▶ **Exercise instructions**
List every line in this data where the string "chiesa" occurs.

Stored records:
^^^^^^^^^^^^^^^^

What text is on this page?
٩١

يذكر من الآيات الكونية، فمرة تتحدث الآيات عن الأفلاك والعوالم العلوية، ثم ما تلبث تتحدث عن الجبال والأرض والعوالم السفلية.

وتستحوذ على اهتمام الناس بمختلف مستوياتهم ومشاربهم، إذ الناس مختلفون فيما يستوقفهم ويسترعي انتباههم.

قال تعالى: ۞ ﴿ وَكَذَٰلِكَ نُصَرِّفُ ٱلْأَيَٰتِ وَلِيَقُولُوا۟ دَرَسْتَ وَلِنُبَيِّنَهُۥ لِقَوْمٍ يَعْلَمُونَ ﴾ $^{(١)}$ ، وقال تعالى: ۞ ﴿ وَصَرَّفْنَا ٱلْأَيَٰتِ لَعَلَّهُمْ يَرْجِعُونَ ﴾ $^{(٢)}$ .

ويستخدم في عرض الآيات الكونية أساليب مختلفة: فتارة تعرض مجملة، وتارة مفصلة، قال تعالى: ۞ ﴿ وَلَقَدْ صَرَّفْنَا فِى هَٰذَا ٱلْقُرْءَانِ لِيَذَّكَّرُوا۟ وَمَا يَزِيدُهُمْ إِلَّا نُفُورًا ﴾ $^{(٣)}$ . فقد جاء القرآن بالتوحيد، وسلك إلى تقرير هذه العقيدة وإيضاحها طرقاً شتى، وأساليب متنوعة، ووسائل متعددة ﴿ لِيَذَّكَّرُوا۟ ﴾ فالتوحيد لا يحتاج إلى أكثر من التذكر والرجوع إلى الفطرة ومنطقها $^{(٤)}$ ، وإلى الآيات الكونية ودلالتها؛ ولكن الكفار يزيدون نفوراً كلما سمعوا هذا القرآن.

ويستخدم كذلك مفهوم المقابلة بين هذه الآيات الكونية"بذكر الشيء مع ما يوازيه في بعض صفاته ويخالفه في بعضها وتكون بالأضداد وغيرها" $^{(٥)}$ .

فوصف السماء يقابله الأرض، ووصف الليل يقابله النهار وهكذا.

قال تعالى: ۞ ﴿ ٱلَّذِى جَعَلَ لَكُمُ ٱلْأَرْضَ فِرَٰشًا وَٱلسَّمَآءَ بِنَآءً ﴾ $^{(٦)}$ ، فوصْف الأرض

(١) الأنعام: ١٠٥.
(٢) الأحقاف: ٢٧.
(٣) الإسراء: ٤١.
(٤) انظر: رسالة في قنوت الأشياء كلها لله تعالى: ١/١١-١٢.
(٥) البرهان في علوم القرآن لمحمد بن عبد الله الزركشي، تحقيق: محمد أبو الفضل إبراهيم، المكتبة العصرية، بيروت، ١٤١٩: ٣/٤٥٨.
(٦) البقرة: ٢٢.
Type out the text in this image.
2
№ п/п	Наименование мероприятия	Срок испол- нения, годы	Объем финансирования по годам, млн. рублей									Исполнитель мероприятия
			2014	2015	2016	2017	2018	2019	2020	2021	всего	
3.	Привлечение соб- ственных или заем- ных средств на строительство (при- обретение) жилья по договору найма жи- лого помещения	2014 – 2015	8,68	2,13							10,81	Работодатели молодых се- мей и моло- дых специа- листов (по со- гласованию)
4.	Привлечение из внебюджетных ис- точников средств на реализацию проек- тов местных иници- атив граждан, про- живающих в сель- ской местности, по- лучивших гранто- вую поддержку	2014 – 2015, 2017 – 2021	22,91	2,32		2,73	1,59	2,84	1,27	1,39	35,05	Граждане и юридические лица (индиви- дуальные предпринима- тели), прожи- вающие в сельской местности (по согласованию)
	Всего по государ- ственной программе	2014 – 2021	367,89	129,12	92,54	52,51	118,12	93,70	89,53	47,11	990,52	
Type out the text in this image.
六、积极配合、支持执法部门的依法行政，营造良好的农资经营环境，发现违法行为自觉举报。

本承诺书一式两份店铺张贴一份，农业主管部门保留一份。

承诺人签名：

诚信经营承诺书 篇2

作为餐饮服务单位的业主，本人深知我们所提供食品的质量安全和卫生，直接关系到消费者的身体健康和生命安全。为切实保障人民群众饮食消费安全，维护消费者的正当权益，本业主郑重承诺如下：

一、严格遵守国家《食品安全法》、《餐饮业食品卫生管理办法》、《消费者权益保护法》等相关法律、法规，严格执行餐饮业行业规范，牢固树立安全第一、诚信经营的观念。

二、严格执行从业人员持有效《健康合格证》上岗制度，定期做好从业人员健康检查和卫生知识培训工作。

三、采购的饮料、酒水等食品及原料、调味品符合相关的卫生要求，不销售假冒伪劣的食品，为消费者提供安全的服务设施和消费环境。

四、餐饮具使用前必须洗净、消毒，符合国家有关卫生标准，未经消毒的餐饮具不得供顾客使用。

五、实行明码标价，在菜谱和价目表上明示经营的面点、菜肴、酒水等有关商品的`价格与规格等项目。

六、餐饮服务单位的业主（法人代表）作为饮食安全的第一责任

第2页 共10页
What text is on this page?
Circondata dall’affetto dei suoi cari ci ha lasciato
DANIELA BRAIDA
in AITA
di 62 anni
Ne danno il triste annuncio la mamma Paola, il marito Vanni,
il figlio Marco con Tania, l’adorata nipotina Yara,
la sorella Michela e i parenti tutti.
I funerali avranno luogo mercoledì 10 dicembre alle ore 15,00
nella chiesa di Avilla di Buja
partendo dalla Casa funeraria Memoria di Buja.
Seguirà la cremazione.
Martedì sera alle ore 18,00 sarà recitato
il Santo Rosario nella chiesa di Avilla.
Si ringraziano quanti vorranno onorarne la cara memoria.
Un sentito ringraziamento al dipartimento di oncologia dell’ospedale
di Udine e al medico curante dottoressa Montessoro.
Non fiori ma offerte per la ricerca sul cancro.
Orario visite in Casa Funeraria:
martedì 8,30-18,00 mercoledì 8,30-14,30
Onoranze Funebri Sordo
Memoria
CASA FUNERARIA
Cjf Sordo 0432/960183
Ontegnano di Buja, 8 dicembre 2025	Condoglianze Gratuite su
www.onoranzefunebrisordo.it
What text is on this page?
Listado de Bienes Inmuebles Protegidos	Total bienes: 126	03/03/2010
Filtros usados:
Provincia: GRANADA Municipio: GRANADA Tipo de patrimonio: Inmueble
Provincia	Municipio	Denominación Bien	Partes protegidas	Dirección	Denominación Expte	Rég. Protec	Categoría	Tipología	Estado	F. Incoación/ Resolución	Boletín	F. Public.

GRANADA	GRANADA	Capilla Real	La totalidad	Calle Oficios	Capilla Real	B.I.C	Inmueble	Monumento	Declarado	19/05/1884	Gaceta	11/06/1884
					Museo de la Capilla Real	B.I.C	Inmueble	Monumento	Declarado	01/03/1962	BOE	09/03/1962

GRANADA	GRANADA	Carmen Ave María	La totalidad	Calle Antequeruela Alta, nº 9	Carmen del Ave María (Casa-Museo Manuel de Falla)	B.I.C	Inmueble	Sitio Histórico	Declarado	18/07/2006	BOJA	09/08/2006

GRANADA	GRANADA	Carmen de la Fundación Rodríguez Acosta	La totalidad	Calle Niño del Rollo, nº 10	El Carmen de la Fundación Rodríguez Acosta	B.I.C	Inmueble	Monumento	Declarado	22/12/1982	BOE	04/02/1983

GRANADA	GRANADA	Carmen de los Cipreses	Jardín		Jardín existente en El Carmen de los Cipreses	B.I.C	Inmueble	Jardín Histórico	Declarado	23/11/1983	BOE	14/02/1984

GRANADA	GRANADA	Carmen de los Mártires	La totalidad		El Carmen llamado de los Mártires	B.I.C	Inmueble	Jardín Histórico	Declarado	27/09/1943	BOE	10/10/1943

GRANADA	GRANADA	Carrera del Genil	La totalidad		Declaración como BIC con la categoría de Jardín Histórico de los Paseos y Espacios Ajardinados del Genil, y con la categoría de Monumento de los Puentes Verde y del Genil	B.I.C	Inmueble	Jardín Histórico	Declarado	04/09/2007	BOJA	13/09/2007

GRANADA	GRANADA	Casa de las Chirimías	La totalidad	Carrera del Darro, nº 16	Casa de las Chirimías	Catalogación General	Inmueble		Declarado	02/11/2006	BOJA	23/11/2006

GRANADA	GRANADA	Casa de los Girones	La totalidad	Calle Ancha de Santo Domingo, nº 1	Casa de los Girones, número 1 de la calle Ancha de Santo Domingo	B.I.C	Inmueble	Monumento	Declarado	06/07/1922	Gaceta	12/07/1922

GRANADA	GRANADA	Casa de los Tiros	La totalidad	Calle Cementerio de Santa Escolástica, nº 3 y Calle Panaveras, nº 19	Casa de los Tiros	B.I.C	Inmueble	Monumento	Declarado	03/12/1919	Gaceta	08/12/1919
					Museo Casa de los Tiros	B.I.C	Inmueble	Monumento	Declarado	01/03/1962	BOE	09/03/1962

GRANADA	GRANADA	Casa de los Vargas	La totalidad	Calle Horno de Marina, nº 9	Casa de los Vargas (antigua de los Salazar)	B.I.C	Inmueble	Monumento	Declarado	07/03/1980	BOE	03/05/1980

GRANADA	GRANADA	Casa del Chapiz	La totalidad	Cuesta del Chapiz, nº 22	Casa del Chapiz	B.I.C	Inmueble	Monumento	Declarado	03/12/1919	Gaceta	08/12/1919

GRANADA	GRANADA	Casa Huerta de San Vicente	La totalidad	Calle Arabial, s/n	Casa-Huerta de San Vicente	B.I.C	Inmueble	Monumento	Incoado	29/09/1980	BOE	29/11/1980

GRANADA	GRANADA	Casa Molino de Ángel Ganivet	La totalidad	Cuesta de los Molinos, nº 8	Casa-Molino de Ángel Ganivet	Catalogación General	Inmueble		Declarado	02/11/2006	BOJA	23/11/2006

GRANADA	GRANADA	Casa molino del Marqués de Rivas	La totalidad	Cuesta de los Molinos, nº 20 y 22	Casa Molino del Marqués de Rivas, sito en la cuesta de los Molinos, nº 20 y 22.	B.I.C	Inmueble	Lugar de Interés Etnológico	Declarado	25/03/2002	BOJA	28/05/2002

^^^^^^^^^^^^^^^^

▶ **Response to this task**
nella chiesa di Avilla di Buja
il Santo Rosario nella chiesa di Avilla.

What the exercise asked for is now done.